Check each line of the records below for the string "tylko", then state how many lines contain it, with no other output.

[Dataset rows]
## Begin

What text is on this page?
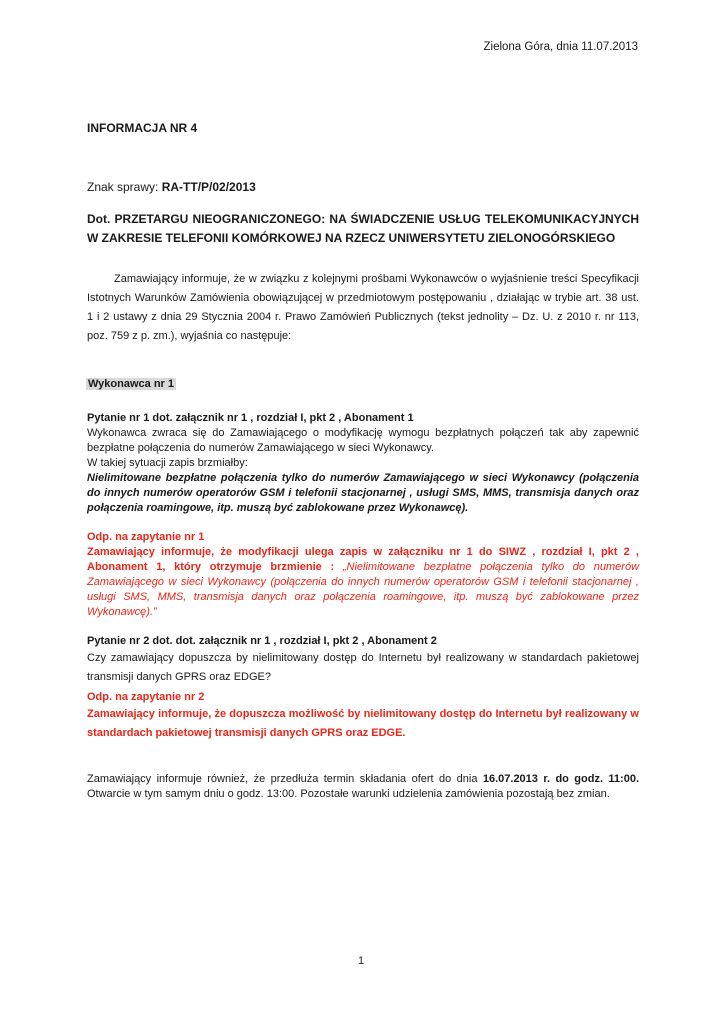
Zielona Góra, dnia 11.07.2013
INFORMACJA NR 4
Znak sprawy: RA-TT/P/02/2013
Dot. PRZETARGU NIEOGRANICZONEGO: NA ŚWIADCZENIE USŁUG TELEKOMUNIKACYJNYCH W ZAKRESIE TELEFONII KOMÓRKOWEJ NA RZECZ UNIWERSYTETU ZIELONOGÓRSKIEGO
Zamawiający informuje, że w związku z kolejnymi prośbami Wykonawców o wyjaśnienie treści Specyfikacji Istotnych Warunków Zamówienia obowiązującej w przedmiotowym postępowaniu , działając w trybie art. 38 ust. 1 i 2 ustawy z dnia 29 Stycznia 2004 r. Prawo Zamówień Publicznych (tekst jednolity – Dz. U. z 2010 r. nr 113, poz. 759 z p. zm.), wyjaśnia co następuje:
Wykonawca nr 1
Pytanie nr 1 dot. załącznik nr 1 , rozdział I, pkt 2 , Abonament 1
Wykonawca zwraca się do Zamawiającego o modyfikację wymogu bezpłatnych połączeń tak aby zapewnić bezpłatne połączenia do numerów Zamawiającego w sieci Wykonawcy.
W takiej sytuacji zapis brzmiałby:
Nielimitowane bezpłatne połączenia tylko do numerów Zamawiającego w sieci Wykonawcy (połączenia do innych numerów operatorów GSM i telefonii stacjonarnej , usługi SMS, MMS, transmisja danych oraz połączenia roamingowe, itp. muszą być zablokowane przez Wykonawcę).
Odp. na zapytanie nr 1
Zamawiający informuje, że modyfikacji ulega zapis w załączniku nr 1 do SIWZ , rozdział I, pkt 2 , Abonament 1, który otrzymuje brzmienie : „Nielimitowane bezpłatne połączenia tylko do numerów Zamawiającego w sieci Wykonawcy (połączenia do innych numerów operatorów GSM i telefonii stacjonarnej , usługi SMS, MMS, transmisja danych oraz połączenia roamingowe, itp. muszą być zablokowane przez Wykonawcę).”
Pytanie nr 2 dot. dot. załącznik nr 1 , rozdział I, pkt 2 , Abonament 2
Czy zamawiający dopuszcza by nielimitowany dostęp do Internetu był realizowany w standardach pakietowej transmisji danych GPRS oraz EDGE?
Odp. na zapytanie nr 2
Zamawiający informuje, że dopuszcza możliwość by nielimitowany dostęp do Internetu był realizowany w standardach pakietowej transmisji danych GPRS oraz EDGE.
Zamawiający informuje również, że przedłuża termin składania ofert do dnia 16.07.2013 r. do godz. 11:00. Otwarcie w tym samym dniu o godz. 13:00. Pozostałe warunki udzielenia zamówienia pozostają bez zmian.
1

## End

--- Complete answer ---
2